### Record extracts
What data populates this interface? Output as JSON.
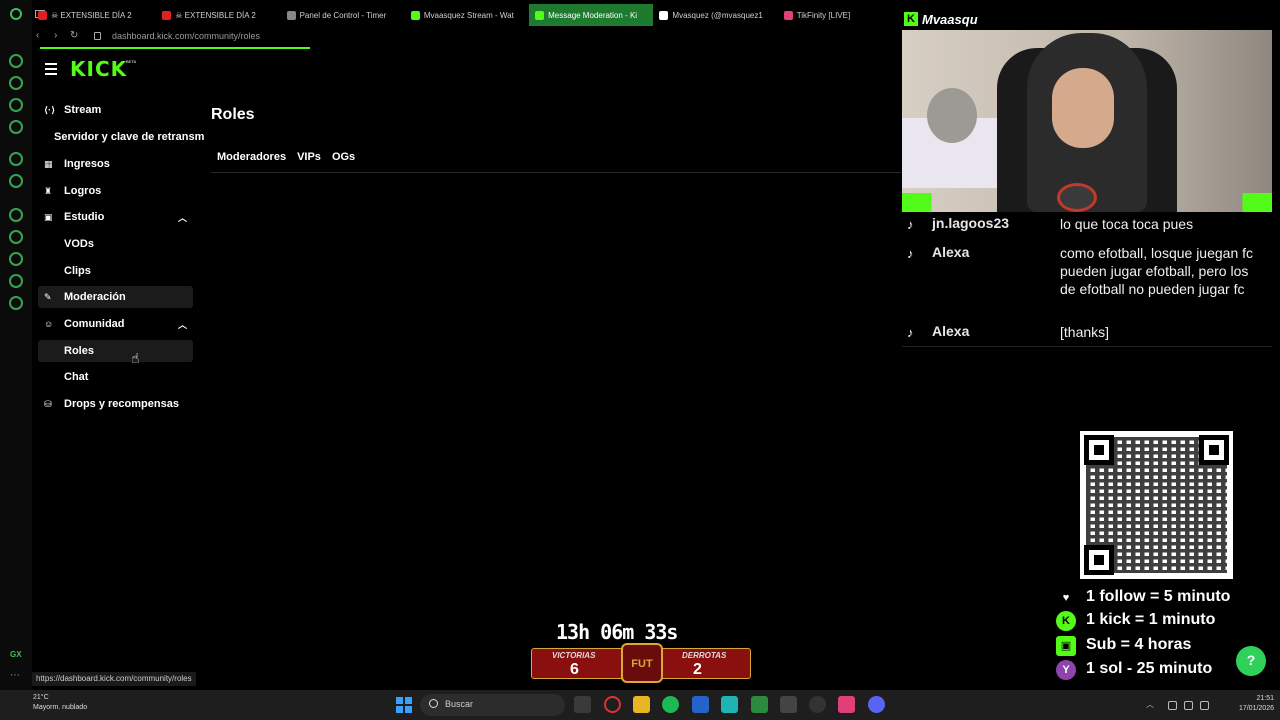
{
  "browser": {
    "tabs": [
      {
        "label": "☠ EXTENSIBLE DÍA 2",
        "color": "#e02020"
      },
      {
        "label": "☠ EXTENSIBLE DÍA 2",
        "color": "#e02020"
      },
      {
        "label": "Panel de Control - Timer",
        "color": "#888888"
      },
      {
        "label": "Mvaasquez Stream - Wat",
        "color": "#53fc18"
      },
      {
        "label": "Message Moderation - Ki",
        "color": "#53fc18",
        "active": true
      },
      {
        "label": "Mvasquez (@mvasquez1",
        "color": "#ffffff"
      },
      {
        "label": "TikFinity [LIVE]",
        "color": "#e0407a"
      }
    ],
    "url": "dashboard.kick.com/community/roles",
    "status_url": "https://dashboard.kick.com/community/roles",
    "gx_label": "GX"
  },
  "sidebar": {
    "logo": "KICK",
    "logo_beta": "BETA",
    "items": [
      {
        "label": "Stream",
        "icon": "stream-icon"
      },
      {
        "label": "Servidor y clave de retransm",
        "sub": true
      },
      {
        "label": "Ingresos",
        "icon": "revenue-icon"
      },
      {
        "label": "Logros",
        "icon": "trophy-icon"
      },
      {
        "label": "Estudio",
        "icon": "studio-icon",
        "expanded": true
      },
      {
        "label": "VODs",
        "sub": true
      },
      {
        "label": "Clips",
        "sub": true
      },
      {
        "label": "Moderación",
        "icon": "wrench-icon",
        "highlight": true
      },
      {
        "label": "Comunidad",
        "icon": "community-icon",
        "expanded": true
      },
      {
        "label": "Roles",
        "sub": true,
        "selected": true
      },
      {
        "label": "Chat",
        "sub": true
      },
      {
        "label": "Drops y recompensas",
        "icon": "drops-icon"
      }
    ]
  },
  "main": {
    "title": "Roles",
    "tabs": [
      "Moderadores",
      "VIPs",
      "OGs"
    ]
  },
  "overlay": {
    "cam_name": "Mvaasqu",
    "chat": [
      {
        "user": "jn.lagoos23",
        "message": "lo que toca toca pues"
      },
      {
        "user": "Alexa",
        "message": "como efotball, losque juegan fc pueden jugar efotball, pero los de efotball no pueden jugar fc"
      },
      {
        "user": "Alexa",
        "message": "[thanks]"
      }
    ],
    "rules": [
      {
        "text": "1 follow = 5 minuto",
        "icon": "heart-icon",
        "color": "#000000"
      },
      {
        "text": "1 kick = 1 minuto",
        "icon": "kick-icon",
        "color": "#53fc18"
      },
      {
        "text": "Sub = 4 horas",
        "icon": "gift-icon",
        "color": "#53fc18"
      },
      {
        "text": "1 sol - 25 minuto",
        "icon": "y-icon",
        "color": "#8e44ad",
        "letter": "Y"
      }
    ],
    "timer": "13h 06m 33s",
    "score": {
      "left_label": "VICTORIAS",
      "left_value": "6",
      "right_label": "DERROTAS",
      "right_value": "2",
      "badge": "FUT"
    }
  },
  "taskbar": {
    "weather_temp": "21°C",
    "weather_desc": "Mayorm. nublado",
    "search_placeholder": "Buscar",
    "time": "21:51",
    "date": "17/01/2026"
  }
}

### Your objective
From the listing above, collect every line that mentions the word "community".

### Completed exercise
    "url": "dashboard.kick.com/community/roles",
    "status_url": "https://dashboard.kick.com/community/roles",
        "icon": "community-icon",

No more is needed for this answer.